EXERCISE ::
Search the listing for "ylabel" and copy every line where it appears.

DATA EXCERPTS ::

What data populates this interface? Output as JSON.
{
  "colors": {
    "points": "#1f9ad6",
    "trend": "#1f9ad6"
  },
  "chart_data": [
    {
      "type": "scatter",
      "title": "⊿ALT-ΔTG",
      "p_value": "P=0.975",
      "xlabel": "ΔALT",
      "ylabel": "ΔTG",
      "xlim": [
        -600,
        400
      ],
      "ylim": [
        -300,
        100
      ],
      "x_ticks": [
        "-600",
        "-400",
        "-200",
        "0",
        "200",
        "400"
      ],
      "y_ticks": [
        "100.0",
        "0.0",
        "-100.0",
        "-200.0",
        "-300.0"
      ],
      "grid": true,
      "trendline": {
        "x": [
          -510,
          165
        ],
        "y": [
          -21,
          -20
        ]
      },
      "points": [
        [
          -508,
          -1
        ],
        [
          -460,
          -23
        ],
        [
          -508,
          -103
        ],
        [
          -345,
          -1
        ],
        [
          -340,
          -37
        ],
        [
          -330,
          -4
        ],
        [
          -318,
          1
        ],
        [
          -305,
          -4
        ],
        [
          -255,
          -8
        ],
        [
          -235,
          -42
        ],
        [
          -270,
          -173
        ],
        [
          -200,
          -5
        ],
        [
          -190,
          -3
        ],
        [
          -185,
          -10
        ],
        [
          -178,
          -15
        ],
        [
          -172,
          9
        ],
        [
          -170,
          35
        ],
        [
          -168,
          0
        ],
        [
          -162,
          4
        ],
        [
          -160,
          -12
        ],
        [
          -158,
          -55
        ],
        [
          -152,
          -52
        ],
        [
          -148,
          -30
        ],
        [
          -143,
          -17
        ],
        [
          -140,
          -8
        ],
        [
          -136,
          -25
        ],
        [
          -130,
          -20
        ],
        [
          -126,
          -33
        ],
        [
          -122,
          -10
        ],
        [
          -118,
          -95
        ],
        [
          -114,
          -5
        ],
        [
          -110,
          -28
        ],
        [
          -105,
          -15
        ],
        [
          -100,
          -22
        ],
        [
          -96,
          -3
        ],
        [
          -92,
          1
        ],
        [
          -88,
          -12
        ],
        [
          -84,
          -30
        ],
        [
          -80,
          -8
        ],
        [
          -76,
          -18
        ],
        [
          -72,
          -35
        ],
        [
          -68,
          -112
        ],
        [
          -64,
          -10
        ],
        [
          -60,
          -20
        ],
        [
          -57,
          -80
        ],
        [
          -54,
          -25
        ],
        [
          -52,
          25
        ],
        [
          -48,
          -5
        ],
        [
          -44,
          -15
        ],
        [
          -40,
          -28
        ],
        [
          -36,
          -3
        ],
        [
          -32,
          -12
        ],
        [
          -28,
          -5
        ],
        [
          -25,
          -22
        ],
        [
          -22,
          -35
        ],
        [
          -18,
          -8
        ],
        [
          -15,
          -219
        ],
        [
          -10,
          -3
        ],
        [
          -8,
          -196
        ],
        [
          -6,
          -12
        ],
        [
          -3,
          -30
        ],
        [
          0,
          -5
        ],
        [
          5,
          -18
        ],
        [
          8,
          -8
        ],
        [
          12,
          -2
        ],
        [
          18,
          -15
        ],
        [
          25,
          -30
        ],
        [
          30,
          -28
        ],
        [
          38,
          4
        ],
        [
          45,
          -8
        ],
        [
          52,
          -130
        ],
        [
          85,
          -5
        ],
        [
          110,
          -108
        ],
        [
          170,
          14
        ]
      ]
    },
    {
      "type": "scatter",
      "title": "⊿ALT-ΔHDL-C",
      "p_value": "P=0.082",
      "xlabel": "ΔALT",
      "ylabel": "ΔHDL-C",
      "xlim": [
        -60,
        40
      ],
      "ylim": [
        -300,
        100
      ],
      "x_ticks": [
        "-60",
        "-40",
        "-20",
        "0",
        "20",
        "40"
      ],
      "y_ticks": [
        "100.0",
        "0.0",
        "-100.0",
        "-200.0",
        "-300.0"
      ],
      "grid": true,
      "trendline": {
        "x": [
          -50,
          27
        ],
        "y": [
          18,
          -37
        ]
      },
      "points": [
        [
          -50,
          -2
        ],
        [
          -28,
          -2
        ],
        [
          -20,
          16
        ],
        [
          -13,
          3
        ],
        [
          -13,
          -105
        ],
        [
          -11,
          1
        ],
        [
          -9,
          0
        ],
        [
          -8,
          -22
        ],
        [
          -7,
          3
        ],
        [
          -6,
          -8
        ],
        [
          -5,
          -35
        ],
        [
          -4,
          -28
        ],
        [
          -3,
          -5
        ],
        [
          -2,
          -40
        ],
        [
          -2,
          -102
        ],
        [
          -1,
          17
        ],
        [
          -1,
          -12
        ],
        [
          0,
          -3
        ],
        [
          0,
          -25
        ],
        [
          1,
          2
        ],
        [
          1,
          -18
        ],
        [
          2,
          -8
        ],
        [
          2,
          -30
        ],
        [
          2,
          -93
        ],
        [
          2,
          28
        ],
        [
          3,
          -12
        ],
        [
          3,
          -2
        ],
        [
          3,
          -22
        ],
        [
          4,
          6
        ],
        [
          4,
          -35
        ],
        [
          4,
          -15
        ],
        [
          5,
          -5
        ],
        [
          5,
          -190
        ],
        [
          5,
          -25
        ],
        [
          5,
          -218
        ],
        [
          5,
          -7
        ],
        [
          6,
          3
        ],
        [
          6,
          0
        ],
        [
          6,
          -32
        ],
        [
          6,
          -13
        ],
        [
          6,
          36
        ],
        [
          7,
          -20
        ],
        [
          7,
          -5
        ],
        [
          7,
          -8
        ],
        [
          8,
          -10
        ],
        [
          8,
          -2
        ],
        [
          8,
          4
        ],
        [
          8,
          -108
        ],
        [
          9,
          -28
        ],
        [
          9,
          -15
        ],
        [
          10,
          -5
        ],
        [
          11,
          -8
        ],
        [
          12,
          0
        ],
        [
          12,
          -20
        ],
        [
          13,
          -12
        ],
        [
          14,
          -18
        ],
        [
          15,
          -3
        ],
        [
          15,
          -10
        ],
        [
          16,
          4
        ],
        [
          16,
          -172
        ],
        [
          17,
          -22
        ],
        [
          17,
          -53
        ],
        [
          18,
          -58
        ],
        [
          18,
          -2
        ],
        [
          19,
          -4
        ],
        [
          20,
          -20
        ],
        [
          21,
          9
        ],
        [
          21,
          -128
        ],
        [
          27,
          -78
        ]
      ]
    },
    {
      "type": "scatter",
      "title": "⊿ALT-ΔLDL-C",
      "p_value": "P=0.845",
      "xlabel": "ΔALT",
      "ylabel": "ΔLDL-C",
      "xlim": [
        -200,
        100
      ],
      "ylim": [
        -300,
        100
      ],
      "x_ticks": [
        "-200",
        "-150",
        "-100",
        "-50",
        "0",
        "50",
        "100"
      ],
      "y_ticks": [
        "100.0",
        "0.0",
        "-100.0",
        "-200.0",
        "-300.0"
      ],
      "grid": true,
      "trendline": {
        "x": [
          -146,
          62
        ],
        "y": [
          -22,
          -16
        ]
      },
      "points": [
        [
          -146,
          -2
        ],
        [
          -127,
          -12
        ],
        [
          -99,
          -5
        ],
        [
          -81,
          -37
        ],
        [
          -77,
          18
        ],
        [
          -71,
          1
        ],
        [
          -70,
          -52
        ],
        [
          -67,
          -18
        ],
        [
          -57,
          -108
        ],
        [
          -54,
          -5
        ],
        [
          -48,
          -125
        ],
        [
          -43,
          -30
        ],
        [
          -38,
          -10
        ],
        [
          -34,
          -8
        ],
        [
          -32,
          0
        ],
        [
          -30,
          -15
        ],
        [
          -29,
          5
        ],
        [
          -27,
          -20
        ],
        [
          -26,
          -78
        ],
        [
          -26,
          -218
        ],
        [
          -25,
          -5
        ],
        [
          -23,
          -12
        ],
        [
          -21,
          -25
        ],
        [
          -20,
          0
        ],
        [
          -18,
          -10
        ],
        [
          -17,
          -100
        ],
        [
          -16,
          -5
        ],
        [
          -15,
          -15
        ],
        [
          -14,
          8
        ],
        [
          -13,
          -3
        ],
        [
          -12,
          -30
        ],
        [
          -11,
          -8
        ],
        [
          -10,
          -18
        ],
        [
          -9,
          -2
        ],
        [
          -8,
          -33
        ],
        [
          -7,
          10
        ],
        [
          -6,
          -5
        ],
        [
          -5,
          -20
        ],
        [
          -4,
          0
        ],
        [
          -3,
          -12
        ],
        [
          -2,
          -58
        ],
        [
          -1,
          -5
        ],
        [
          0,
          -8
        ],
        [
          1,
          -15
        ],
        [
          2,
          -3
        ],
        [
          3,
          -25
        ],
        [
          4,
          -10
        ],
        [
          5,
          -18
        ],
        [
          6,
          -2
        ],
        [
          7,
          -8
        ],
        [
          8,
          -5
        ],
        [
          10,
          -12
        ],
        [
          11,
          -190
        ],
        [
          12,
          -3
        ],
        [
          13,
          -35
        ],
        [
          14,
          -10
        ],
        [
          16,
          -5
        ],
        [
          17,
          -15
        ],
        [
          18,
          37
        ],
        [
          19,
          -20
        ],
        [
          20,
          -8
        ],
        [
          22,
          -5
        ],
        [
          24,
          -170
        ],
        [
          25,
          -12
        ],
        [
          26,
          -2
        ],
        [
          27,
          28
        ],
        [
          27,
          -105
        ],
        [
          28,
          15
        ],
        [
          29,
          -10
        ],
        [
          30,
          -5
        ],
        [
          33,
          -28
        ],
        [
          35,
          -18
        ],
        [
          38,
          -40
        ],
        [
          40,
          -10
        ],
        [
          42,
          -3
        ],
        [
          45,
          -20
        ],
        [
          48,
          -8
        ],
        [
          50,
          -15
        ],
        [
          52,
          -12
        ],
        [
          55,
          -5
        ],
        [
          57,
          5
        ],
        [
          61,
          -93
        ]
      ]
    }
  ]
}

TASK RESULT ::
      "ylabel": "ΔTG",
      "ylabel": "ΔHDL-C",
      "ylabel": "ΔLDL-C",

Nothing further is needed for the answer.